** EXERCISE REQUIREMENTS **
Print each of the lines below word for word, with no changes.

** MATERIAL **
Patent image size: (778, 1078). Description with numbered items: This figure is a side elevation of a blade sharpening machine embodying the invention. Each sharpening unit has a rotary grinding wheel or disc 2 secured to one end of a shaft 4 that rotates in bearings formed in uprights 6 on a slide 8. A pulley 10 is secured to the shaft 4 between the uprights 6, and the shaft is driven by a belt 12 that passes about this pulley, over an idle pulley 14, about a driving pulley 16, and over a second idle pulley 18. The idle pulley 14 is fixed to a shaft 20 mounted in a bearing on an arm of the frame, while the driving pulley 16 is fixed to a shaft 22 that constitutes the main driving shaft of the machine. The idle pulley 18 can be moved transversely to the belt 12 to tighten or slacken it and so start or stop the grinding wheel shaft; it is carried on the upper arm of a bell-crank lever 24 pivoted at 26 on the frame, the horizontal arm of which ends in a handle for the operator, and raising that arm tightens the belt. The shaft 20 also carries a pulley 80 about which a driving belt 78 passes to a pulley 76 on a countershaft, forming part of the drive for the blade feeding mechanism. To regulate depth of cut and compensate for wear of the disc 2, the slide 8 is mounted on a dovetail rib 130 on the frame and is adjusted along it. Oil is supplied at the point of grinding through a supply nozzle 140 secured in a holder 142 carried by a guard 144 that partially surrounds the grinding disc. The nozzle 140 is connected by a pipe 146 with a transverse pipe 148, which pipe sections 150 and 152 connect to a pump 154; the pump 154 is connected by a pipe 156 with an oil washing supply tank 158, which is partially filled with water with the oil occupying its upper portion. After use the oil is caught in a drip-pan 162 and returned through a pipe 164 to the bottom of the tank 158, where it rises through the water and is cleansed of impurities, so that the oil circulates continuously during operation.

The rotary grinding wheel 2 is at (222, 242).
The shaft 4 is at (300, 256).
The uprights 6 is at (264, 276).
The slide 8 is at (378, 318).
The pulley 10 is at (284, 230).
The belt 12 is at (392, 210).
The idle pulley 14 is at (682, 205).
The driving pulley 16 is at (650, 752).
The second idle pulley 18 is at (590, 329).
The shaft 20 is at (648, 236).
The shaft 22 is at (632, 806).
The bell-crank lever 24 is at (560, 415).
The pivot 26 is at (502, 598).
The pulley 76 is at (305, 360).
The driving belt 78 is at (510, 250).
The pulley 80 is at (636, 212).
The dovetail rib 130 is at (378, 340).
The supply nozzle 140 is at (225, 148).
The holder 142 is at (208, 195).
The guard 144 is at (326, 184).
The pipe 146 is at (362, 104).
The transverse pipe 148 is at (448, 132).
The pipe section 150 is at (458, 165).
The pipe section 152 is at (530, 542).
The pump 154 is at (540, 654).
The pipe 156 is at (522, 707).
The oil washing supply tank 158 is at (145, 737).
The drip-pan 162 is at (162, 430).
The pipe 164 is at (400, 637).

** IN RESPONSE **
Patent image size: (778, 1078). Description with numbered items: This figure is a side elevation of a blade sharpening machine embodying the invention. Each sharpening unit has a rotary grinding wheel or disc 2 secured to one end of a shaft 4 that rotates in bearings formed in uprights 6 on a slide 8. A pulley 10 is secured to the shaft 4 between the uprights 6, and the shaft is driven by a belt 12 that passes about this pulley, over an idle pulley 14, about a driving pulley 16, and over a second idle pulley 18. The idle pulley 14 is fixed to a shaft 20 mounted in a bearing on an arm of the frame, while the driving pulley 16 is fixed to a shaft 22 that constitutes the main driving shaft of the machine. The idle pulley 18 can be moved transversely to the belt 12 to tighten or slacken it and so start or stop the grinding wheel shaft; it is carried on the upper arm of a bell-crank lever 24 pivoted at 26 on the frame, the horizontal arm of which ends in a handle for the operator, and raising that arm tightens the belt. The shaft 20 also carries a pulley 80 about which a driving belt 78 passes to a pulley 76 on a countershaft, forming part of the drive for the blade feeding mechanism. To regulate depth of cut and compensate for wear of the disc 2, the slide 8 is mounted on a dovetail rib 130 on the frame and is adjusted along it. Oil is supplied at the point of grinding through a supply nozzle 140 secured in a holder 142 carried by a guard 144 that partially surrounds the grinding disc. The nozzle 140 is connected by a pipe 146 with a transverse pipe 148, which pipe sections 150 and 152 connect to a pump 154; the pump 154 is connected by a pipe 156 with an oil washing supply tank 158, which is partially filled with water with the oil occupying its upper portion. After use the oil is caught in a drip-pan 162 and returned through a pipe 164 to the bottom of the tank 158, where it rises through the water and is cleansed of impurities, so that the oil circulates continuously during operation.

The rotary grinding wheel 2 is at (222, 242).
The shaft 4 is at (300, 256).
The uprights 6 is at (264, 276).
The slide 8 is at (378, 318).
The pulley 10 is at (284, 230).
The belt 12 is at (392, 210).
The idle pulley 14 is at (682, 205).
The driving pulley 16 is at (650, 752).
The second idle pulley 18 is at (590, 329).
The shaft 20 is at (648, 236).
The shaft 22 is at (632, 806).
The bell-crank lever 24 is at (560, 415).
The pivot 26 is at (502, 598).
The pulley 76 is at (305, 360).
The driving belt 78 is at (510, 250).
The pulley 80 is at (636, 212).
The dovetail rib 130 is at (378, 340).
The supply nozzle 140 is at (225, 148).
The holder 142 is at (208, 195).
The guard 144 is at (326, 184).
The pipe 146 is at (362, 104).
The transverse pipe 148 is at (448, 132).
The pipe section 150 is at (458, 165).
The pipe section 152 is at (530, 542).
The pump 154 is at (540, 654).
The pipe 156 is at (522, 707).
The oil washing supply tank 158 is at (145, 737).
The drip-pan 162 is at (162, 430).
The pipe 164 is at (400, 637).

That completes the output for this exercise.